## Supplied material
--------------------------------
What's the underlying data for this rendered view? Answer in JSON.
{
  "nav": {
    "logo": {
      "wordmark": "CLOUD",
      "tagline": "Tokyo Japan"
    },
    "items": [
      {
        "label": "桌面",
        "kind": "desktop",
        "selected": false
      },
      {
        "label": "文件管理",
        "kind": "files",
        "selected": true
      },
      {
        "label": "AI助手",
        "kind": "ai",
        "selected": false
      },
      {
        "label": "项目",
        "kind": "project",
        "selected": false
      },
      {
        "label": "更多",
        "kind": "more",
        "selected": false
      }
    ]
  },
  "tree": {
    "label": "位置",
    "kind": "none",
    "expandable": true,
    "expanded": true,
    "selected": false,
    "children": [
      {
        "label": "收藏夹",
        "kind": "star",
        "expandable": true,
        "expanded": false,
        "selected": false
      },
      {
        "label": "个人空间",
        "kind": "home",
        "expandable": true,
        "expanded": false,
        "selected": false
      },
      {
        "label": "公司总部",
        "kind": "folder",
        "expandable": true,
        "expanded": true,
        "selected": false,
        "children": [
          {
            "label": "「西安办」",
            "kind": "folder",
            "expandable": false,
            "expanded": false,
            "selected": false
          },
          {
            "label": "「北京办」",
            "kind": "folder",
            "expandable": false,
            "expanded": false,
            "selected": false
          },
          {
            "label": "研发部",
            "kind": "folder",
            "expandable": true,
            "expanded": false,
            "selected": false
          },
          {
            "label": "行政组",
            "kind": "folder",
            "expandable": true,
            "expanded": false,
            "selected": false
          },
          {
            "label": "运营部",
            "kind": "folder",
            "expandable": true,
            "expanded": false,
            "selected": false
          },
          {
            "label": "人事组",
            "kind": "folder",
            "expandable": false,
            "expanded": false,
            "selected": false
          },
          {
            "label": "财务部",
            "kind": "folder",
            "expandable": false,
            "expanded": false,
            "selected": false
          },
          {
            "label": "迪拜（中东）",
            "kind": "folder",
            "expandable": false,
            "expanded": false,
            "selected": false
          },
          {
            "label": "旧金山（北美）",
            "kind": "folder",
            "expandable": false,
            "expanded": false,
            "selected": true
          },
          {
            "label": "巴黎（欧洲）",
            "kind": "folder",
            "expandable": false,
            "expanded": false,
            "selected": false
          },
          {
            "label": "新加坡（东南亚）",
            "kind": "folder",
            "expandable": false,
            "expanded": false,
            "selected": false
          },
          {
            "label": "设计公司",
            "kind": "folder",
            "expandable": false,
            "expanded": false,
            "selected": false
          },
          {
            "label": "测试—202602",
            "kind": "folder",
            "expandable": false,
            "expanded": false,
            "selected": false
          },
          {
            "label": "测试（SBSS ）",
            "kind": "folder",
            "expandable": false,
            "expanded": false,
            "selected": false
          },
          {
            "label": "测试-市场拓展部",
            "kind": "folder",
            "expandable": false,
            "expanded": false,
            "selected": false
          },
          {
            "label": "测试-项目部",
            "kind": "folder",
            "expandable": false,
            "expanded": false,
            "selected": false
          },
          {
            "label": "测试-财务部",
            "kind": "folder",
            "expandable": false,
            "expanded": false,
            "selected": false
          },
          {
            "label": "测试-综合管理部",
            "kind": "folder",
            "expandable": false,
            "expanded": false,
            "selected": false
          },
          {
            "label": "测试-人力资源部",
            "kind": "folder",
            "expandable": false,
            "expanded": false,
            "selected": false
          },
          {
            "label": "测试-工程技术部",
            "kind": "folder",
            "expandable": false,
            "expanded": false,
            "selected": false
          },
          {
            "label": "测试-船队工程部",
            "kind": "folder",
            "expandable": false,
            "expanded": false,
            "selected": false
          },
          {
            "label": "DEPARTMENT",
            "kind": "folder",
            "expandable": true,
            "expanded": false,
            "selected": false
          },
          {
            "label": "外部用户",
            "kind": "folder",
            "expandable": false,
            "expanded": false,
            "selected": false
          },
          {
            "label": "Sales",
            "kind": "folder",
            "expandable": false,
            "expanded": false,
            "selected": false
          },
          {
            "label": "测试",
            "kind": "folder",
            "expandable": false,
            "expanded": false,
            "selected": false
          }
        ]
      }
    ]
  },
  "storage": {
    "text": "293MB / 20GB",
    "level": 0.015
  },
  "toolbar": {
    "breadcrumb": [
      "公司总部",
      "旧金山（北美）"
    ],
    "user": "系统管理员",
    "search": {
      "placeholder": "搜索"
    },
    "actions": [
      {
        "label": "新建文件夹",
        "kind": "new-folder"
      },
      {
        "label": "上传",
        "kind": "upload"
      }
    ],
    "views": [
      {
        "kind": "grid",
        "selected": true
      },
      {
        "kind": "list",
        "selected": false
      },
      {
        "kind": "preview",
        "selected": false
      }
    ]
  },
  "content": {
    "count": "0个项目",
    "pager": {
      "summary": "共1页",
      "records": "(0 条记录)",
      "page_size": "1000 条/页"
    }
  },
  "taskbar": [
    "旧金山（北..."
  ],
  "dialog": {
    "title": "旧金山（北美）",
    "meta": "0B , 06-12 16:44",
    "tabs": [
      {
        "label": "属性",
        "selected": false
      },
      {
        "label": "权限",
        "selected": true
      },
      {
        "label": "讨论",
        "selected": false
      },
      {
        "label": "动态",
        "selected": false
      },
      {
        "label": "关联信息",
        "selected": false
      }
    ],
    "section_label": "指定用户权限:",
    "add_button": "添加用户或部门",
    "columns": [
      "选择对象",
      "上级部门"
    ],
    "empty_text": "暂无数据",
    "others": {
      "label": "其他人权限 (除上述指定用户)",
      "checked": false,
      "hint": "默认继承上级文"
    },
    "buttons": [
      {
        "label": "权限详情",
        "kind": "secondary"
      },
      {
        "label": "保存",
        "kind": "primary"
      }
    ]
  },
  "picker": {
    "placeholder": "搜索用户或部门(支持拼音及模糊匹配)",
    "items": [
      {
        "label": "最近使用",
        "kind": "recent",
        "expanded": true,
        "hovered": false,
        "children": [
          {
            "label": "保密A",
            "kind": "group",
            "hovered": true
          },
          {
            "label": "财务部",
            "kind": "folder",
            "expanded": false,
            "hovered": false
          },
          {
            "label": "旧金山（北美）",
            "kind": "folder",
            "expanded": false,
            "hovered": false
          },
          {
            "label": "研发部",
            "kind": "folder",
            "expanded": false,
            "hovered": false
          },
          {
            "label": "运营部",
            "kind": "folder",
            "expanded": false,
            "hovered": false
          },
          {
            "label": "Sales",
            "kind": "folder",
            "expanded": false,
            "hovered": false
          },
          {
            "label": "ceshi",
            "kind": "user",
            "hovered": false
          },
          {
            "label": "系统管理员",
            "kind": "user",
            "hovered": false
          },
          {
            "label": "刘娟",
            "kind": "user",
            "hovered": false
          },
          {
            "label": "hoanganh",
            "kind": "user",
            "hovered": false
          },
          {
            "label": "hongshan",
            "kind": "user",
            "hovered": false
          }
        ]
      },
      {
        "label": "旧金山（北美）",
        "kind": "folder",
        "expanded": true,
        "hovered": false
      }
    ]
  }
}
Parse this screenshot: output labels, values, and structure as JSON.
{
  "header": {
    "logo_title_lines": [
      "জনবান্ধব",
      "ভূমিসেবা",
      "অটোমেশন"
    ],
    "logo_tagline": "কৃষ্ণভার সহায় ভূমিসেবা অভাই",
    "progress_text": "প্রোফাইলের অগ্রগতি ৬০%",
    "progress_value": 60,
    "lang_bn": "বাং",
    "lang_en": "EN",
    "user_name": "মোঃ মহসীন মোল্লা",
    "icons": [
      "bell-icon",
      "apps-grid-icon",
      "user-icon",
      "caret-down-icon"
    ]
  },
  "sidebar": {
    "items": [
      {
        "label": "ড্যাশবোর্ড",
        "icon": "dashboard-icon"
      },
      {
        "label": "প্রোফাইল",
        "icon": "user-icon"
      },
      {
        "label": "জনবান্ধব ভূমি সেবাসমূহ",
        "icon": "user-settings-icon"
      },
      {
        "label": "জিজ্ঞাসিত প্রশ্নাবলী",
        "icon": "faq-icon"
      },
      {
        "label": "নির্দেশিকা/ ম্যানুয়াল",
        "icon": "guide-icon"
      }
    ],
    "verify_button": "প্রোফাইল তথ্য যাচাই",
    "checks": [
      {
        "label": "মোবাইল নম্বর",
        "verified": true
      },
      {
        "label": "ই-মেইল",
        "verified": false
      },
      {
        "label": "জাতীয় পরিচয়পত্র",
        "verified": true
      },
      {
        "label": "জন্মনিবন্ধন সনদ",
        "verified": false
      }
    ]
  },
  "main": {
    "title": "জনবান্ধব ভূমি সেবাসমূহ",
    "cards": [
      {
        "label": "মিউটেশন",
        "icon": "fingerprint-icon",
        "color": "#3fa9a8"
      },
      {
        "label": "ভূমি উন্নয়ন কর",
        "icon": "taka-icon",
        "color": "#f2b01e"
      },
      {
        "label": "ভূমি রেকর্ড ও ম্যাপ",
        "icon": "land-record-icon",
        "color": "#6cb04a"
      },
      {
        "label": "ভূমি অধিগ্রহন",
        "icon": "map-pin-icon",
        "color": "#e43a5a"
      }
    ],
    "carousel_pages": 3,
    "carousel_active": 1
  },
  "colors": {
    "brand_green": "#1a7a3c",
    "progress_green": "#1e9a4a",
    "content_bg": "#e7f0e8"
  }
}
--------------------------------
## Job
Of the lines in the records, how many contain the word "this"? Answer with the number and nothing else.

## Answer in full
2